- [Task details]: All material below is to be reproduced exactly.

[Start Data shown]

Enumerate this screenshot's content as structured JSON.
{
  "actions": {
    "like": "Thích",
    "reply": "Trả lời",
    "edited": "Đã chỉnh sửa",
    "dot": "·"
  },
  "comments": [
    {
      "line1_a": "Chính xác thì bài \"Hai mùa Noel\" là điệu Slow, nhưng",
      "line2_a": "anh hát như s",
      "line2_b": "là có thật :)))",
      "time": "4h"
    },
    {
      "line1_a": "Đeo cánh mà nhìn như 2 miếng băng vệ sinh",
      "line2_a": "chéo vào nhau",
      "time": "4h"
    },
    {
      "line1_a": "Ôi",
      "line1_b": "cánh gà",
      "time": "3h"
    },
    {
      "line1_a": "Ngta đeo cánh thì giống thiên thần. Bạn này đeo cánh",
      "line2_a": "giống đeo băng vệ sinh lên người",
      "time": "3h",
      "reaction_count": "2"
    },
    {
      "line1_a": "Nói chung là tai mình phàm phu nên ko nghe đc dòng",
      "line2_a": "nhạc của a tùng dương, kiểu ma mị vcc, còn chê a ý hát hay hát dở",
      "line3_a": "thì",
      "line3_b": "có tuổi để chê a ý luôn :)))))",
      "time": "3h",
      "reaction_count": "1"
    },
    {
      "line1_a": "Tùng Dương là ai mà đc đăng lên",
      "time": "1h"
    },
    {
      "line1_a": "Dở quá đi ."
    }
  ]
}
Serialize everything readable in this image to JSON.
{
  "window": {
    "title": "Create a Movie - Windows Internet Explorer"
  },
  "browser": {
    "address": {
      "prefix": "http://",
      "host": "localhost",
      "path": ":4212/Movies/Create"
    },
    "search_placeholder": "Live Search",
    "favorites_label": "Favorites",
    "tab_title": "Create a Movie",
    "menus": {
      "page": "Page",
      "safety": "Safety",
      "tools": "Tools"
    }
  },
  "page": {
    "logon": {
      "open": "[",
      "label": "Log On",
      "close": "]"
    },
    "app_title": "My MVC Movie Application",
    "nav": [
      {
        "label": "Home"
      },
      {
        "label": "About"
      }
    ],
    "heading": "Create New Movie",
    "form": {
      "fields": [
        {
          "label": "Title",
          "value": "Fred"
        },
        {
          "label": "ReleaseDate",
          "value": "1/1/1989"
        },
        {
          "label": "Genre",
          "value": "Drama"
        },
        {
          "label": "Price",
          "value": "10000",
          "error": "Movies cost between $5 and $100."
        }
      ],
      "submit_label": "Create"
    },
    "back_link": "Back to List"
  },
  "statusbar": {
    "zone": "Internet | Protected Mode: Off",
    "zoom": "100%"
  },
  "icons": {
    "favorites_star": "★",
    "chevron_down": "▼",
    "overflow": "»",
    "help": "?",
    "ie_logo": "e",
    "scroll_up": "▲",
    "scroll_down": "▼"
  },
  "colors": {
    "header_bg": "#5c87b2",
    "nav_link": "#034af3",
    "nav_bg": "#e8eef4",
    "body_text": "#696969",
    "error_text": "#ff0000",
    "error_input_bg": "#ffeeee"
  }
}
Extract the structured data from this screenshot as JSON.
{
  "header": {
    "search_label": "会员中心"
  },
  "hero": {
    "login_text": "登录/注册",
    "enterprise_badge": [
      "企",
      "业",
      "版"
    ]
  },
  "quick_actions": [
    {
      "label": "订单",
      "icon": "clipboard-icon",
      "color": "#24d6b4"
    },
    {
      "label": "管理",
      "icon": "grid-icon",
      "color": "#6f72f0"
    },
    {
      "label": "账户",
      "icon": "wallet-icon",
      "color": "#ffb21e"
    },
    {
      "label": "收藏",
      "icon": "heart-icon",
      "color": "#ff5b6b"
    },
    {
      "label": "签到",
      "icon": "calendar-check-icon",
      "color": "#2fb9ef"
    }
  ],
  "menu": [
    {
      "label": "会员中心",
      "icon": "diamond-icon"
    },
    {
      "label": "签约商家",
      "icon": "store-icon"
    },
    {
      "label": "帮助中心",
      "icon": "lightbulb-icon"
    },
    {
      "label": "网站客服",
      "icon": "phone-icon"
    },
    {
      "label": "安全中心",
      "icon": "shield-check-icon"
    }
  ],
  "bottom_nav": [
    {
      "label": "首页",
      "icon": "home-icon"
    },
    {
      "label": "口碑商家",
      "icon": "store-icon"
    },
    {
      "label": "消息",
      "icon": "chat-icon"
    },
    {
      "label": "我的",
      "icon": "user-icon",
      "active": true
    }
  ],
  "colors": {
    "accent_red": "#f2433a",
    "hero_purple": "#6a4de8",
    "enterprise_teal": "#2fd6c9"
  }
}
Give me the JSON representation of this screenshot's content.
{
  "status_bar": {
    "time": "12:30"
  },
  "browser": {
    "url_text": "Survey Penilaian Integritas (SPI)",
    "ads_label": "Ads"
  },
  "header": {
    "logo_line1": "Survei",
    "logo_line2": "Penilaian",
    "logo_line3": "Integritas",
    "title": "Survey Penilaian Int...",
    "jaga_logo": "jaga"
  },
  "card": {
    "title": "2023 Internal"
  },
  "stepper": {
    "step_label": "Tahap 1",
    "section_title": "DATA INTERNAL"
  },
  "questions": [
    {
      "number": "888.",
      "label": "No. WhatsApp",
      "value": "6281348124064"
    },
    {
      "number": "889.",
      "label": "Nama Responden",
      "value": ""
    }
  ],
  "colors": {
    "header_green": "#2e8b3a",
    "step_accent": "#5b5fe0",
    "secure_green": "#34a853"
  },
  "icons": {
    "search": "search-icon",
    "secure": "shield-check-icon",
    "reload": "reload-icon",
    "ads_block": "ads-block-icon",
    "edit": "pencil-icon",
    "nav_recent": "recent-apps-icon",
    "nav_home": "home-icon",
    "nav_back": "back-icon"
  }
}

[End Data shown]

- [Exercise solution]:
Enumerate this screenshot's content as structured JSON.
{
  "actions": {
    "like": "Thích",
    "reply": "Trả lời",
    "edited": "Đã chỉnh sửa",
    "dot": "·"
  },
  "comments": [
    {
      "line1_a": "Chính xác thì bài \"Hai mùa Noel\" là điệu Slow, nhưng",
      "line2_a": "anh hát như s",
      "line2_b": "là có thật :)))",
      "time": "4h"
    },
    {
      "line1_a": "Đeo cánh mà nhìn như 2 miếng băng vệ sinh",
      "line2_a": "chéo vào nhau",
      "time": "4h"
    },
    {
      "line1_a": "Ôi",
      "line1_b": "cánh gà",
      "time": "3h"
    },
    {
      "line1_a": "Ngta đeo cánh thì giống thiên thần. Bạn này đeo cánh",
      "line2_a": "giống đeo băng vệ sinh lên người",
      "time": "3h",
      "reaction_count": "2"
    },
    {
      "line1_a": "Nói chung là tai mình phàm phu nên ko nghe đc dòng",
      "line2_a": "nhạc của a tùng dương, kiểu ma mị vcc, còn chê a ý hát hay hát dở",
      "line3_a": "thì",
      "line3_b": "có tuổi để chê a ý luôn :)))))",
      "time": "3h",
      "reaction_count": "1"
    },
    {
      "line1_a": "Tùng Dương là ai mà đc đăng lên",
      "time": "1h"
    },
    {
      "line1_a": "Dở quá đi ."
    }
  ]
}
Serialize everything readable in this image to JSON.
{
  "window": {
    "title": "Create a Movie - Windows Internet Explorer"
  },
  "browser": {
    "address": {
      "prefix": "http://",
      "host": "localhost",
      "path": ":4212/Movies/Create"
    },
    "search_placeholder": "Live Search",
    "favorites_label": "Favorites",
    "tab_title": "Create a Movie",
    "menus": {
      "page": "Page",
      "safety": "Safety",
      "tools": "Tools"
    }
  },
  "page": {
    "logon": {
      "open": "[",
      "label": "Log On",
      "close": "]"
    },
    "app_title": "My MVC Movie Application",
    "nav": [
      {
        "label": "Home"
      },
      {
        "label": "About"
      }
    ],
    "heading": "Create New Movie",
    "form": {
      "fields": [
        {
          "label": "Title",
          "value": "Fred"
        },
        {
          "label": "ReleaseDate",
          "value": "1/1/1989"
        },
        {
          "label": "Genre",
          "value": "Drama"
        },
        {
          "label": "Price",
          "value": "10000",
          "error": "Movies cost between $5 and $100."
        }
      ],
      "submit_label": "Create"
    },
    "back_link": "Back to List"
  },
  "statusbar": {
    "zone": "Internet | Protected Mode: Off",
    "zoom": "100%"
  },
  "icons": {
    "favorites_star": "★",
    "chevron_down": "▼",
    "overflow": "»",
    "help": "?",
    "ie_logo": "e",
    "scroll_up": "▲",
    "scroll_down": "▼"
  },
  "colors": {
    "header_bg": "#5c87b2",
    "nav_link": "#034af3",
    "nav_bg": "#e8eef4",
    "body_text": "#696969",
    "error_text": "#ff0000",
    "error_input_bg": "#ffeeee"
  }
}
Extract the structured data from this screenshot as JSON.
{
  "header": {
    "search_label": "会员中心"
  },
  "hero": {
    "login_text": "登录/注册",
    "enterprise_badge": [
      "企",
      "业",
      "版"
    ]
  },
  "quick_actions": [
    {
      "label": "订单",
      "icon": "clipboard-icon",
      "color": "#24d6b4"
    },
    {
      "label": "管理",
      "icon": "grid-icon",
      "color": "#6f72f0"
    },
    {
      "label": "账户",
      "icon": "wallet-icon",
      "color": "#ffb21e"
    },
    {
      "label": "收藏",
      "icon": "heart-icon",
      "color": "#ff5b6b"
    },
    {
      "label": "签到",
      "icon": "calendar-check-icon",
      "color": "#2fb9ef"
    }
  ],
  "menu": [
    {
      "label": "会员中心",
      "icon": "diamond-icon"
    },
    {
      "label": "签约商家",
      "icon": "store-icon"
    },
    {
      "label": "帮助中心",
      "icon": "lightbulb-icon"
    },
    {
      "label": "网站客服",
      "icon": "phone-icon"
    },
    {
      "label": "安全中心",
      "icon": "shield-check-icon"
    }
  ],
  "bottom_nav": [
    {
      "label": "首页",
      "icon": "home-icon"
    },
    {
      "label": "口碑商家",
      "icon": "store-icon"
    },
    {
      "label": "消息",
      "icon": "chat-icon"
    },
    {
      "label": "我的",
      "icon": "user-icon",
      "active": true
    }
  ],
  "colors": {
    "accent_red": "#f2433a",
    "hero_purple": "#6a4de8",
    "enterprise_teal": "#2fd6c9"
  }
}
Give me the JSON representation of this screenshot's content.
{
  "status_bar": {
    "time": "12:30"
  },
  "browser": {
    "url_text": "Survey Penilaian Integritas (SPI)",
    "ads_label": "Ads"
  },
  "header": {
    "logo_line1": "Survei",
    "logo_line2": "Penilaian",
    "logo_line3": "Integritas",
    "title": "Survey Penilaian Int...",
    "jaga_logo": "jaga"
  },
  "card": {
    "title": "2023 Internal"
  },
  "stepper": {
    "step_label": "Tahap 1",
    "section_title": "DATA INTERNAL"
  },
  "questions": [
    {
      "number": "888.",
      "label": "No. WhatsApp",
      "value": "6281348124064"
    },
    {
      "number": "889.",
      "label": "Nama Responden",
      "value": ""
    }
  ],
  "colors": {
    "header_green": "#2e8b3a",
    "step_accent": "#5b5fe0",
    "secure_green": "#34a853"
  },
  "icons": {
    "search": "search-icon",
    "secure": "shield-check-icon",
    "reload": "reload-icon",
    "ads_block": "ads-block-icon",
    "edit": "pencil-icon",
    "nav_recent": "recent-apps-icon",
    "nav_home": "home-icon",
    "nav_back": "back-icon"
  }
}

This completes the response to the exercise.